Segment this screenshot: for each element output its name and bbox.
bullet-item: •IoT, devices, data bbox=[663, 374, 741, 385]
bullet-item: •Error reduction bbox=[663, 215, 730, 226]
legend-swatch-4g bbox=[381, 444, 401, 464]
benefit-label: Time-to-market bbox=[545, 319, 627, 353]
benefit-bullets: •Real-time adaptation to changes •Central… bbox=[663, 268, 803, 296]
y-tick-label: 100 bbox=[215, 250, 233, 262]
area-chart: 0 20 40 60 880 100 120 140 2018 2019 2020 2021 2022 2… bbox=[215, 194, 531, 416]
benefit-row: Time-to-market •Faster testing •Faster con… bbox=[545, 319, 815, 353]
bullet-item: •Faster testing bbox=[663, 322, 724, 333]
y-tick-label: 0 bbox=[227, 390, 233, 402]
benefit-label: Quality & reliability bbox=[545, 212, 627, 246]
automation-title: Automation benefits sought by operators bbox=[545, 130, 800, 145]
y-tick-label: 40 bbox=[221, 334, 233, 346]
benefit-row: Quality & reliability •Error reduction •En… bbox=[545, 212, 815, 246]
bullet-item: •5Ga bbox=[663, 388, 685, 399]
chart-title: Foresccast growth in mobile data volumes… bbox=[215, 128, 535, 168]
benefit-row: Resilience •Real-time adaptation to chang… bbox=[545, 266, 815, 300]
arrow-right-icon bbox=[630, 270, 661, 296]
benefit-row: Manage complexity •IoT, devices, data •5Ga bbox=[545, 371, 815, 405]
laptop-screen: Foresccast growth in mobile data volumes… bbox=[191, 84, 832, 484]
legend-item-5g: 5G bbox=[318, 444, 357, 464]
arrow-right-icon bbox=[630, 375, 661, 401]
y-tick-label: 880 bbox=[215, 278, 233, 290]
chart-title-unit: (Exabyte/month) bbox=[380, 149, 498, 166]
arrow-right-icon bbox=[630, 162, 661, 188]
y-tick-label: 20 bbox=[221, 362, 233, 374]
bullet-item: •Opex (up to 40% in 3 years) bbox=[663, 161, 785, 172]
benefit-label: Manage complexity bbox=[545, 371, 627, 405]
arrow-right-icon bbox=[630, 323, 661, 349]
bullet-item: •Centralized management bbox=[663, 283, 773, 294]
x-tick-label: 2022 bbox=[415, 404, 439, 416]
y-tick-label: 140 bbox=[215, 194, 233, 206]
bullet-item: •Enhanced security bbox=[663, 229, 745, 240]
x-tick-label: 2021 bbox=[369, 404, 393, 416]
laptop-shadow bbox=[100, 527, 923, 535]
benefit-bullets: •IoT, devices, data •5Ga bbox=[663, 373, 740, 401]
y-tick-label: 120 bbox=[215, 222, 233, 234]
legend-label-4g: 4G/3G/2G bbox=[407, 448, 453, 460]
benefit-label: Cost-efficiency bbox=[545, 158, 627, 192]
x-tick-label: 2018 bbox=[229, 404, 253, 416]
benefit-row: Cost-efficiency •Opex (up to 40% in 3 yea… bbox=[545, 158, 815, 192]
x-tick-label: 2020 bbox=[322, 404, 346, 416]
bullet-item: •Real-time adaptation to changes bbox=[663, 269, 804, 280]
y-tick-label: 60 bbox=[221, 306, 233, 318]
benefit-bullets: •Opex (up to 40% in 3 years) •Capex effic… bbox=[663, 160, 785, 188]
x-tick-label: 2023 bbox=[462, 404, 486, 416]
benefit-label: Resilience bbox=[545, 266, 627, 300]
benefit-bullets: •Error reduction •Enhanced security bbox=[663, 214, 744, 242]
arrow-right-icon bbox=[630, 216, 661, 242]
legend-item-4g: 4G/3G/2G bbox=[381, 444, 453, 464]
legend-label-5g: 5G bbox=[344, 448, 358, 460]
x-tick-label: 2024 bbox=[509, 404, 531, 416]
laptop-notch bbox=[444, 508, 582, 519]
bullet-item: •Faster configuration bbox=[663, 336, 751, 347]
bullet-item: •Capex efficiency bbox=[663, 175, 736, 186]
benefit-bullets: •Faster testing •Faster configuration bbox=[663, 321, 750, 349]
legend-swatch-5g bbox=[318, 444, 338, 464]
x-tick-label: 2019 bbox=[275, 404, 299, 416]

= = = =

## To do
Give the lines of the records above as a numbered list, leaving out any blank lines.

## Final result
1. Segment this screenshot: for each element output its name and bbox.
2. bullet-item: •IoT, devices, data bbox=[663, 374, 741, 385]
3. bullet-item: •Error reduction bbox=[663, 215, 730, 226]
4. legend-swatch-4g bbox=[381, 444, 401, 464]
5. benefit-label: Time-to-market bbox=[545, 319, 627, 353]
6. benefit-bullets: •Real-time adaptation to changes •Central… bbox=[663, 268, 803, 296]
7. y-tick-label: 100 bbox=[215, 250, 233, 262]
8. area-chart: 0 20 40 60 880 100 120 140 2018 2019 2020 2021 2022 2… bbox=[215, 194, 531, 416]
9. benefit-row: Time-to-market •Faster testing •Faster con… bbox=[545, 319, 815, 353]
10. bullet-item: •Faster testing bbox=[663, 322, 724, 333]
11. y-tick-label: 0 bbox=[227, 390, 233, 402]
12. benefit-label: Quality & reliability bbox=[545, 212, 627, 246]
13. automation-title: Automation benefits sought by operators bbox=[545, 130, 800, 145]
14. y-tick-label: 40 bbox=[221, 334, 233, 346]
15. benefit-row: Quality & reliability •Error reduction •En… bbox=[545, 212, 815, 246]
16. bullet-item: •5Ga bbox=[663, 388, 685, 399]
17. chart-title: Foresccast growth in mobile data volumes… bbox=[215, 128, 535, 168]
18. benefit-row: Resilience •Real-time adaptation to chang… bbox=[545, 266, 815, 300]
19. arrow-right-icon bbox=[630, 270, 661, 296]
20. benefit-row: Manage complexity •IoT, devices, data •5Ga bbox=[545, 371, 815, 405]
21. laptop-screen: Foresccast growth in mobile data volumes… bbox=[191, 84, 832, 484]
22. legend-item-5g: 5G bbox=[318, 444, 357, 464]
23. arrow-right-icon bbox=[630, 375, 661, 401]
24. y-tick-label: 880 bbox=[215, 278, 233, 290]
25. chart-title-unit: (Exabyte/month) bbox=[380, 149, 498, 166]
26. arrow-right-icon bbox=[630, 162, 661, 188]
27. y-tick-label: 20 bbox=[221, 362, 233, 374]
28. bullet-item: •Opex (up to 40% in 3 years) bbox=[663, 161, 785, 172]
29. benefit-label: Manage complexity bbox=[545, 371, 627, 405]
30. arrow-right-icon bbox=[630, 323, 661, 349]
31. bullet-item: •Centralized management bbox=[663, 283, 773, 294]
32. x-tick-label: 2022 bbox=[415, 404, 439, 416]
33. y-tick-label: 140 bbox=[215, 194, 233, 206]
34. bullet-item: •Enhanced security bbox=[663, 229, 745, 240]
35. x-tick-label: 2021 bbox=[369, 404, 393, 416]
36. laptop-shadow bbox=[100, 527, 923, 535]
37. benefit-bullets: •IoT, devices, data •5Ga bbox=[663, 373, 740, 401]
38. y-tick-label: 120 bbox=[215, 222, 233, 234]
39. legend-label-4g: 4G/3G/2G bbox=[407, 448, 453, 460]
40. benefit-label: Cost-efficiency bbox=[545, 158, 627, 192]
41. x-tick-label: 2018 bbox=[229, 404, 253, 416]
42. benefit-row: Cost-efficiency •Opex (up to 40% in 3 yea… bbox=[545, 158, 815, 192]
43. x-tick-label: 2020 bbox=[322, 404, 346, 416]
44. bullet-item: •Real-time adaptation to changes bbox=[663, 269, 804, 280]
45. y-tick-label: 60 bbox=[221, 306, 233, 318]
46. benefit-bullets: •Opex (up to 40% in 3 years) •Capex effic… bbox=[663, 160, 785, 188]
47. x-tick-label: 2023 bbox=[462, 404, 486, 416]
48. benefit-label: Resilience bbox=[545, 266, 627, 300]
49. benefit-bullets: •Error reduction •Enhanced security bbox=[663, 214, 744, 242]
50. arrow-right-icon bbox=[630, 216, 661, 242]
51. legend-item-4g: 4G/3G/2G bbox=[381, 444, 453, 464]
52. legend-label-5g: 5G bbox=[344, 448, 358, 460]
53. x-tick-label: 2024 bbox=[509, 404, 531, 416]
54. laptop-notch bbox=[444, 508, 582, 519]
55. bullet-item: •Faster configuration bbox=[663, 336, 751, 347]
56. bullet-item: •Capex efficiency bbox=[663, 175, 736, 186]
57. benefit-bullets: •Faster testing •Faster configuration bbox=[663, 321, 750, 349]
58. legend-swatch-5g bbox=[318, 444, 338, 464]
59. x-tick-label: 2019 bbox=[275, 404, 299, 416]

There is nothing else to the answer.